::: Material for this exercise :::

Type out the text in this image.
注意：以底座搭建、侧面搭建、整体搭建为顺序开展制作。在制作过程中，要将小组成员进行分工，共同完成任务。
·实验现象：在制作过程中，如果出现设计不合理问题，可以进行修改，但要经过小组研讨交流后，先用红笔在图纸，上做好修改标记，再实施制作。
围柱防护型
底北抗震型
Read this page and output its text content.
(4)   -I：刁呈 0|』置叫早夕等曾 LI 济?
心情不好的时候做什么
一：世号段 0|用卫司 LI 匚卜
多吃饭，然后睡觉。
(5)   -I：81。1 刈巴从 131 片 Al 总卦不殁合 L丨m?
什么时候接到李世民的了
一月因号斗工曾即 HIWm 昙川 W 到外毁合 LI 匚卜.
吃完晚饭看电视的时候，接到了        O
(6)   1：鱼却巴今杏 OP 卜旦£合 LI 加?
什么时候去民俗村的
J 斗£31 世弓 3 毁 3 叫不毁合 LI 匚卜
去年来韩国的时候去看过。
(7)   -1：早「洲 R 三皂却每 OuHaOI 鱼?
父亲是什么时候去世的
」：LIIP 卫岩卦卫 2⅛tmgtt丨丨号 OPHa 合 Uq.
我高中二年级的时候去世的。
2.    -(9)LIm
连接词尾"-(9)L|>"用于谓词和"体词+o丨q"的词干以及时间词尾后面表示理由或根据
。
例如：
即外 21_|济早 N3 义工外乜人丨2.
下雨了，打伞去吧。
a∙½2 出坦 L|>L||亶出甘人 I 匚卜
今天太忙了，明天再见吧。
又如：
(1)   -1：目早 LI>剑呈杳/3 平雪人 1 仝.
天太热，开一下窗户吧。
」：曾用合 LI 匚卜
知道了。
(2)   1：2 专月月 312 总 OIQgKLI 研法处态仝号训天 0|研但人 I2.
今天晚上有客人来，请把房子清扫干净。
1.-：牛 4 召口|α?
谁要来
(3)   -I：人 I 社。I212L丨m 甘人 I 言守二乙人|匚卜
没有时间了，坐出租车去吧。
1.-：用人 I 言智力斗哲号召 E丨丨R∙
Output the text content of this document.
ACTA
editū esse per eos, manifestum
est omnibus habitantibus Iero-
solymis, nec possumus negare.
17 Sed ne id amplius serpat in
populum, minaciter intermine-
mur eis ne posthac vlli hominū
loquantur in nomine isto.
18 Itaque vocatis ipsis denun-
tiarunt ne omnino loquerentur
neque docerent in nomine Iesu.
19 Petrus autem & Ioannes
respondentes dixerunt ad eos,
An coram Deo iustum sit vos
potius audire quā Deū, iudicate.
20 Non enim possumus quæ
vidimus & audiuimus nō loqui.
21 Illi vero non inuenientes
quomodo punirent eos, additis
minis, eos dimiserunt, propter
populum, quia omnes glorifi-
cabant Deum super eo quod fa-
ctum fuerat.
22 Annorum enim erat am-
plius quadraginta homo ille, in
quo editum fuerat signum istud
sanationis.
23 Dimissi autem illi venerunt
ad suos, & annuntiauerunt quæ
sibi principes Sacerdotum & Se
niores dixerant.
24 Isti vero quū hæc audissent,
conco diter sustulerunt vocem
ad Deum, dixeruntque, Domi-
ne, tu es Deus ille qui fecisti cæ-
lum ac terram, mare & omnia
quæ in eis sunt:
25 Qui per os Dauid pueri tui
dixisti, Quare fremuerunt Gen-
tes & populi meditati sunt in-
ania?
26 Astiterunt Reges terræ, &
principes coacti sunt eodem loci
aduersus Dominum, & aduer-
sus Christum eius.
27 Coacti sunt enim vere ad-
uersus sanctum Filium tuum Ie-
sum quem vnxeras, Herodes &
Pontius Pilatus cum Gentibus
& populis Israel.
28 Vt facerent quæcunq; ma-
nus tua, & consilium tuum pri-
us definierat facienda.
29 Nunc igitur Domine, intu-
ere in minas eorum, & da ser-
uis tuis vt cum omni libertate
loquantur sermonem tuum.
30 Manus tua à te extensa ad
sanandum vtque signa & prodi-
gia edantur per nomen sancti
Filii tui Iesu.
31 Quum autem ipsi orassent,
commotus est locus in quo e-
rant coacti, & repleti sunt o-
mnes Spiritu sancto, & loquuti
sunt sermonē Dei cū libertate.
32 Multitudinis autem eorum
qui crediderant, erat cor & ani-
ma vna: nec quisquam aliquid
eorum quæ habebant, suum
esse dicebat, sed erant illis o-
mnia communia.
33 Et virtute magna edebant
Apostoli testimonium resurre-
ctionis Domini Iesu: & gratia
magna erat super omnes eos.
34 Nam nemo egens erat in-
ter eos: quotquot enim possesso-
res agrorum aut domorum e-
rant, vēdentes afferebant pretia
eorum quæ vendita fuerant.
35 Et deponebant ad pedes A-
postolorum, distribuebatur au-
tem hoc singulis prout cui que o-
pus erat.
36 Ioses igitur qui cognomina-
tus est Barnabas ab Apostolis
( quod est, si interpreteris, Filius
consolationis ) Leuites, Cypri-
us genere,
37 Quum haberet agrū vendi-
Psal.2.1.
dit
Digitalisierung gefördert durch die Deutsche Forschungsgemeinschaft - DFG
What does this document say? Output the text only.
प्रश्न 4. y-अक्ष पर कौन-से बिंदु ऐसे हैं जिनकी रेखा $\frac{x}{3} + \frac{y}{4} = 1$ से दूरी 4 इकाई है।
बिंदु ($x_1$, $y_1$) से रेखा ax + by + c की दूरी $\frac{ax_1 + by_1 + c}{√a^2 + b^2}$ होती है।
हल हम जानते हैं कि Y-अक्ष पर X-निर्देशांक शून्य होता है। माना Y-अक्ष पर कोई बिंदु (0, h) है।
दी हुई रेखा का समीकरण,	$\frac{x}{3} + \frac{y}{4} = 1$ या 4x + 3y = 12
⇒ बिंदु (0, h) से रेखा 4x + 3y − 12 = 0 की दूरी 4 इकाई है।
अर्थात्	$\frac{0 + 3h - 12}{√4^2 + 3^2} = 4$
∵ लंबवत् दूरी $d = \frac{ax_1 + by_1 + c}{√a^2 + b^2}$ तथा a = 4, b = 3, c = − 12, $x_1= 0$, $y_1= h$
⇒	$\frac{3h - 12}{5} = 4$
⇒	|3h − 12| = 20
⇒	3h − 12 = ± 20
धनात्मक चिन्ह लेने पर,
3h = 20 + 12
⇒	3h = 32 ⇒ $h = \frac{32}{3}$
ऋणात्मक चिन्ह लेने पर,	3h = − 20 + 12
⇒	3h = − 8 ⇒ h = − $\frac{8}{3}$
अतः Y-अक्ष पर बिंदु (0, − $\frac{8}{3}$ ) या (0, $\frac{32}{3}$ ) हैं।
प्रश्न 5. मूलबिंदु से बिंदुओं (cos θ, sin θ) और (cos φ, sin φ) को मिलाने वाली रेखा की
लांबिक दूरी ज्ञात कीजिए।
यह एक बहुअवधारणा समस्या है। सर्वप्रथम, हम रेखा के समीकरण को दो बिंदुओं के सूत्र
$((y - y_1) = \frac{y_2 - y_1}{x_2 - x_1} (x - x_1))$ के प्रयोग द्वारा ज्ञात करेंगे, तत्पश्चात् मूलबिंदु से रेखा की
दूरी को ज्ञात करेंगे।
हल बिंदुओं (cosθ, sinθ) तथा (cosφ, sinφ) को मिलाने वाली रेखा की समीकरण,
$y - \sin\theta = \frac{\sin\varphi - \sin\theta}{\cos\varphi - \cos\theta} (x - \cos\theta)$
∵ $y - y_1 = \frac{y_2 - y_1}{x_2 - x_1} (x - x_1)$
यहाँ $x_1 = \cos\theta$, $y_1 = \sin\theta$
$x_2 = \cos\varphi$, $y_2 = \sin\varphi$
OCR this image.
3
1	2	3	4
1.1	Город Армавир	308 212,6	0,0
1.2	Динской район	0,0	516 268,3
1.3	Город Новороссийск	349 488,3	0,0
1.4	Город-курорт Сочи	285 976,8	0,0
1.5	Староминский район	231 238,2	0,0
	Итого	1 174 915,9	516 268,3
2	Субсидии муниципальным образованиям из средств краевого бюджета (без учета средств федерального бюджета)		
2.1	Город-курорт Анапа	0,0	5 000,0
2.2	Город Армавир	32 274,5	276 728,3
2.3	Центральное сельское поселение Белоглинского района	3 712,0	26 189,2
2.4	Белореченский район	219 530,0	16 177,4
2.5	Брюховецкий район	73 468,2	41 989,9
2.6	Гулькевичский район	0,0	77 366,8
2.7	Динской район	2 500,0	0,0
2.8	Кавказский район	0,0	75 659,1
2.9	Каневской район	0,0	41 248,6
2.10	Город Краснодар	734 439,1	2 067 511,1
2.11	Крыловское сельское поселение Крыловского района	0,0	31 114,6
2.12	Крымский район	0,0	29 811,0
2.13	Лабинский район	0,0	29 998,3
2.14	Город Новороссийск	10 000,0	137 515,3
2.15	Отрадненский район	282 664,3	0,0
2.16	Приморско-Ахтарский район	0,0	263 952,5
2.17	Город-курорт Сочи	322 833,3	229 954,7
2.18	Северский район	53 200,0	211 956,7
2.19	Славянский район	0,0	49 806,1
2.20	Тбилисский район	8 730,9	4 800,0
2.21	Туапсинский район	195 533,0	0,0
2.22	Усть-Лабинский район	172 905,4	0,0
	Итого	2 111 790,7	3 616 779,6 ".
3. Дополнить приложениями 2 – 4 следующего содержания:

:::

- Objective: Read the entries and select each line where the word "varphi" is found.

- Complete output:
$y - \sin\theta = \frac{\sin\varphi - \sin\theta}{\cos\varphi - \cos\theta} (x - \cos\theta)$
$x_2 = \cos\varphi$, $y_2 = \sin\varphi$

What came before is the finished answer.